▸ **Supplied passage**
--------------------------------------------------
About this Journal Submit a Manuscript Table of Contents
ISRN Analytical Chemistry
Volume 2013 (2013), Article ID 834240, 7 pages
http://dx.doi.org/10.1155/2013/834240
Research Article

Development and Validation of High Performance Liquid Chromatography Method for Simultaneous Estimation of Ambroxol and Doxofylline in Their Combined Tablet Dosage Form

1Vidyasthali Institute of Technology, Science and Management, Durgapura, Jaipur, Rajasthan 302018, India
2Geetanjali Institute of Pharmacy, Geetanjali University, Udaipur, Rajasthan 313002, India

Received 3 June 2013; Accepted 27 June 2013

Academic Editors: A. Bouklouze, D. Kara, and A. Orte

Copyright © 2013 Neha Singhal et al. This is an open access article distributed under the Creative Commons Attribution License, which permits unrestricted use, distribution, and reproduction in any medium, provided the original work is properly cited.

Abstract

The present study described a new, simple, accurate, and precise high performance liquid chromatography method for the simultaneous determination of Ambroxol and Doxofylline in combined tablet dosage form. The chromatographic method was standardized using a BDS hypersil C18, 250 mm × 4.6 mm, 5 μ (particle size), Thermo scientific from Germany with isocratic conditions, and mobile phase containing potassium dihydrogen orthophosphate buffer-pH 4.5 (0.05 M KH2PO4): acetonitrile (60 : 40) at flow rate of 1 ml/min using UV detection at 254 nm. The retention times of Ambroxol and Doxofylline were 3.510 min and 7.247 min, respectively. The method was linear over the concentration range for Ambroxol 3.75–11.25 μg/mL and for Doxofylline 50-150 μg/mL. The recovery of Ambroxol and Doxofylline was found to be in the range of 99.42–101.18% and 99.37–100.28%, respectively. The validation of method was carried out using ICH guidelines. The described HPLC method was successfully employed for the analysis of pharmaceutical formulations containing combined dosage form.
--------------------------------------------------
▸ **What you need to do**
(1) Reproduce word for word the part of the Ambroxol and Doxofylline article that starts at the words "Development and Validation" and ends after the words "is properly cited.".
(2) Extend the Ambroxol and Doxofylline article onward, picking up after its final sentence.
--------------------------------------------------
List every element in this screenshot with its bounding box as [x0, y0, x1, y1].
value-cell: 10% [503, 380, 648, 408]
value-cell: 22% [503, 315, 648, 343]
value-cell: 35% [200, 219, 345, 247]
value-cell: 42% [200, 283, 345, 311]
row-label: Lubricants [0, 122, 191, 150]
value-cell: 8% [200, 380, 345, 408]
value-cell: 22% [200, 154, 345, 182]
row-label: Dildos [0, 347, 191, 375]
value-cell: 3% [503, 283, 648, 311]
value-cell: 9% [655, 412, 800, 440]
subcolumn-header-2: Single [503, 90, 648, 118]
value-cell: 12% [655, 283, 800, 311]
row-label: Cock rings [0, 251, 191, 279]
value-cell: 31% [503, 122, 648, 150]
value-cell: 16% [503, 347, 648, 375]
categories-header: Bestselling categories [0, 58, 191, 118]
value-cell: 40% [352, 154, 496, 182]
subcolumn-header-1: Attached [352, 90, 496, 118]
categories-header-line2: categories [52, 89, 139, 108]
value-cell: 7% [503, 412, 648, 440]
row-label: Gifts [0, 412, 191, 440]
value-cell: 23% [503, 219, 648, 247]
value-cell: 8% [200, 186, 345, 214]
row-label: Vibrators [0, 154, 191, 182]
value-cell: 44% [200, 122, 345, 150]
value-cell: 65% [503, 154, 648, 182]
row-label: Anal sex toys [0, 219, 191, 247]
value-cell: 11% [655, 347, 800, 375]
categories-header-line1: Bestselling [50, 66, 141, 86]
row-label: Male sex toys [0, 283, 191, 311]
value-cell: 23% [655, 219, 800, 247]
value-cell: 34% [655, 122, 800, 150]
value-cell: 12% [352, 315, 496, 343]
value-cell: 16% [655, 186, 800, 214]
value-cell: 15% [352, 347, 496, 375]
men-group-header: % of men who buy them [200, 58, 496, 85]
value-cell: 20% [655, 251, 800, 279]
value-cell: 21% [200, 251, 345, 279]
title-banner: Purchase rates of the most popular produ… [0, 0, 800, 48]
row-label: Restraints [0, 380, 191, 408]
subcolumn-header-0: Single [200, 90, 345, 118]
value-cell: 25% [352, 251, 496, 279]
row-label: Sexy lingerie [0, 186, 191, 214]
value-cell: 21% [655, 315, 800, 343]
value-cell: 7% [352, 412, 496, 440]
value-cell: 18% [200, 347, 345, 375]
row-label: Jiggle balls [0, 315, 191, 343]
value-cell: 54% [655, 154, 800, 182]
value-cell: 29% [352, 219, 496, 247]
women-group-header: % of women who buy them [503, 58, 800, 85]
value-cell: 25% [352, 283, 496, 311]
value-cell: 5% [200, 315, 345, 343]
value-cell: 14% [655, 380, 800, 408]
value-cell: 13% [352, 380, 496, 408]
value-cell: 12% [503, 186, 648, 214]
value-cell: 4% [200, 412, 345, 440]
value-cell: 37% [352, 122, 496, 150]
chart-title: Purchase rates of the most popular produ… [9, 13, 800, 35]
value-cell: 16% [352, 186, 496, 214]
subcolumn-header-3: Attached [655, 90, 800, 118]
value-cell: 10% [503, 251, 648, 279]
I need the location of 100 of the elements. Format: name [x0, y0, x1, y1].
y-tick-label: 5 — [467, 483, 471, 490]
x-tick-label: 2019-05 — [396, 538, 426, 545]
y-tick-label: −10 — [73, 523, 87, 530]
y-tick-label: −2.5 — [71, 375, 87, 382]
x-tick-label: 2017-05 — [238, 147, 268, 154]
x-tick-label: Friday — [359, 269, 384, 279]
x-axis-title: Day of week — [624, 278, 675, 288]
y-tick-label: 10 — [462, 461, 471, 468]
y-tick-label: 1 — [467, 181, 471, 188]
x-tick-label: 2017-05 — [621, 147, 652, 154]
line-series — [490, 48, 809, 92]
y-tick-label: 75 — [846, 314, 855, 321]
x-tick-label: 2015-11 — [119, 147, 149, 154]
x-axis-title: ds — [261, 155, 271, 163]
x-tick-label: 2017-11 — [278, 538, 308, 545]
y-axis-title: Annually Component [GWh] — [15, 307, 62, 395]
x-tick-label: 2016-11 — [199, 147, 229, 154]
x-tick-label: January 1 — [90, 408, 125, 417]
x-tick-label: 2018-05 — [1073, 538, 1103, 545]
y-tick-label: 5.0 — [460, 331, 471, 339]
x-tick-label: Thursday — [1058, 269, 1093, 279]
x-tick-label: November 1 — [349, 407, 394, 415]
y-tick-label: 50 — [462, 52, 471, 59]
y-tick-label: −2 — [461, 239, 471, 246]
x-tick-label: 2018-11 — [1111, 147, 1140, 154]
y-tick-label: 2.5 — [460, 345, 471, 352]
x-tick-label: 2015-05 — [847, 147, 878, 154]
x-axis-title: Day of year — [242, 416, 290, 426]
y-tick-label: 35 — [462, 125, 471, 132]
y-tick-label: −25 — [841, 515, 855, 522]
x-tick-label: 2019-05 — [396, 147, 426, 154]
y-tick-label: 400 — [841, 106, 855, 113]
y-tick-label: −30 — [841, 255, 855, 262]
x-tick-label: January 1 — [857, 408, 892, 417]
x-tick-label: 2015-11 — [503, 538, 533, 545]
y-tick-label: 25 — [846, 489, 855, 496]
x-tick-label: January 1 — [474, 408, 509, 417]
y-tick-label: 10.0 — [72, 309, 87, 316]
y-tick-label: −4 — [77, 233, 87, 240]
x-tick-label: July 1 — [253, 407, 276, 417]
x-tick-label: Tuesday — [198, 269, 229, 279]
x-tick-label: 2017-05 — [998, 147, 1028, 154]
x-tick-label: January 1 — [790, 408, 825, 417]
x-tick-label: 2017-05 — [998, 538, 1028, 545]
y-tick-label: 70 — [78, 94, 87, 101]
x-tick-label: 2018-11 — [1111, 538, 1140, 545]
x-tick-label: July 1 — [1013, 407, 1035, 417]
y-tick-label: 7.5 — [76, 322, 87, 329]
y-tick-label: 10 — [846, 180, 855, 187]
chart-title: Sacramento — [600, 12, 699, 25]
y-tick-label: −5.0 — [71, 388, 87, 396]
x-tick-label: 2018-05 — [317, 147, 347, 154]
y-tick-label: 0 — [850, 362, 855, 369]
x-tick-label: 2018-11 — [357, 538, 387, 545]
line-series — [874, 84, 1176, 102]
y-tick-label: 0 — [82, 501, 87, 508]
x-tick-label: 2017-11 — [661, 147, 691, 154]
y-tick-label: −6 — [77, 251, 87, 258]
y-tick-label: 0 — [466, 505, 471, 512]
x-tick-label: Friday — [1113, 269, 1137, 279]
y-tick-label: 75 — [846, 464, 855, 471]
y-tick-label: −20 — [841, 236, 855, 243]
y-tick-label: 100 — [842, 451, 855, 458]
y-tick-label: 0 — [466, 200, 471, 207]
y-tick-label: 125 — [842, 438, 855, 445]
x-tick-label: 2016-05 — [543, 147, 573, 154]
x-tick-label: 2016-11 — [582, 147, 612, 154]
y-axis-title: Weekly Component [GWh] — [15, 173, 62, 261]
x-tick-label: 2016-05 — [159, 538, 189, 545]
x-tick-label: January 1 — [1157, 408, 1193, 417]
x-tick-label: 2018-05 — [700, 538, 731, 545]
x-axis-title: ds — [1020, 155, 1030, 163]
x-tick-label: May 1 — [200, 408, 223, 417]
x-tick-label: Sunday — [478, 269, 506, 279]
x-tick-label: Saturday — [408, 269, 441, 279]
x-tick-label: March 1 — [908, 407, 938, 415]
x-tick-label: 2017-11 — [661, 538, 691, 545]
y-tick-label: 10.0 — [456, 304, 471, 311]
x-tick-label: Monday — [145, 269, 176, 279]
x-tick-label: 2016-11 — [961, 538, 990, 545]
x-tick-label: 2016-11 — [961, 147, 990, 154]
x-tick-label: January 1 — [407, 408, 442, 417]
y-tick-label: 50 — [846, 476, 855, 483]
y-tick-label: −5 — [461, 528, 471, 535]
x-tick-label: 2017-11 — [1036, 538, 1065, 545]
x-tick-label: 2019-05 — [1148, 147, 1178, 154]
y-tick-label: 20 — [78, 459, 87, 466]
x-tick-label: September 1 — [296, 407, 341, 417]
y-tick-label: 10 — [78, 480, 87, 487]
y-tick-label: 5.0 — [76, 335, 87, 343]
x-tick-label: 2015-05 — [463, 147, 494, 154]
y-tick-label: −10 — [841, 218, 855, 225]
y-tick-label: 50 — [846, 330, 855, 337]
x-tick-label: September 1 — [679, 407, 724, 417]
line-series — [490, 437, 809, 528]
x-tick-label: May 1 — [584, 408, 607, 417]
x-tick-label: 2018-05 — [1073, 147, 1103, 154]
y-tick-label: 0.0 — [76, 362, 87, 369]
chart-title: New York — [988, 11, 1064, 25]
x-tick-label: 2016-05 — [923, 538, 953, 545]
--------------------------------------------------
▸ **Written answers**
(1)
Development and Validation of High Performance Liquid Chromatography Method for Simultaneous Estimation of Ambroxol and Doxofylline in Their Combined Tablet Dosage Form

1Vidyasthali Institute of Technology, Science and Management, Durgapura, Jaipur, Rajasthan 302018, India
2Geetanjali Institute of Pharmacy, Geetanjali University, Udaipur, Rajasthan 313002, India

Received 3 June 2013; Accepted 27 June 2013

Academic Editors: A. Bouklouze, D. Kara, and A. Orte

Copyright © 2013 Neha Singhal et al. This is an open access article distributed under the Creative Commons Attribution License, which permits unrestricted use, distribution, and reproduction in any medium, provided the original work is properly cited.

(2)
1. Introduction

Ambroxol is a secretolytic agent used in the treatment of tracheobronchitis, emphysema with bronchitis pneumoconiosis, chronic inflammatory pulmonary conditions, bronchiectasis, and bronchitis with bronchospasm asthma [1]. Chemically, it is trans-4-[(2-Amino-3,5-dibromobenzyl)amino]cyclohexanol hydrochloride [2]. Literature survey revealed that few spectroscopic methods RP-HPLC, HPTLC, and UPLC [310] methods have been reported for the estimation of Ambroxol with other drugs.

Doxofylline is a new generation long acting oral methylxanthine derivative. Methylxanthines are phosphodiesterase inhibitors. It is mainly used for maintenance therapy in patients suffering from asthma and Chronic Obstructive Pulmonary Disease (COPD). Chemically, it is 7-(1,3-dioxolan-2-ylmethyl)-3,7-dihydro-1,3-dimethyl-1H-purine-2,6-dione [11]. Literature survey revealed that few spectrophotometric methods and RP-HPLC method have been reported for the estimation of Doxofylline with other drugs [1215].

From the literature survey, it was found that many methods have been reported for estimation of Ambroxol and Doxofylline individually and in combination with other drugs, and no HPLC method for simultaneous estimation of Ambroxol and Doxofylline has been reported so far. Hence an attempt has been made to develop new HPLC method which is simple, rapid, reproducible, and economical method for simultaneous estimation of Ambroxol and Doxofylline in tablet dosage form.

2. Materials and Methods

2.1. Chemicals and Reagents

The working standards of Ambroxol and Doxofylline were generous gift obtained from Ranbaxy Laboratories Ltd., India. The combination formulation of Ambroxol and Doxofylline (Synasma-AX) were marketed by Ranbaxy Laboratories Ltd., India; tablets were purchased from the local market. Acetonitrile, methanol, and water were used of HPLC grade make-Merck, Rankem. Potassium dihydrogen phosphate and phosphoric acid used were of analytical grade.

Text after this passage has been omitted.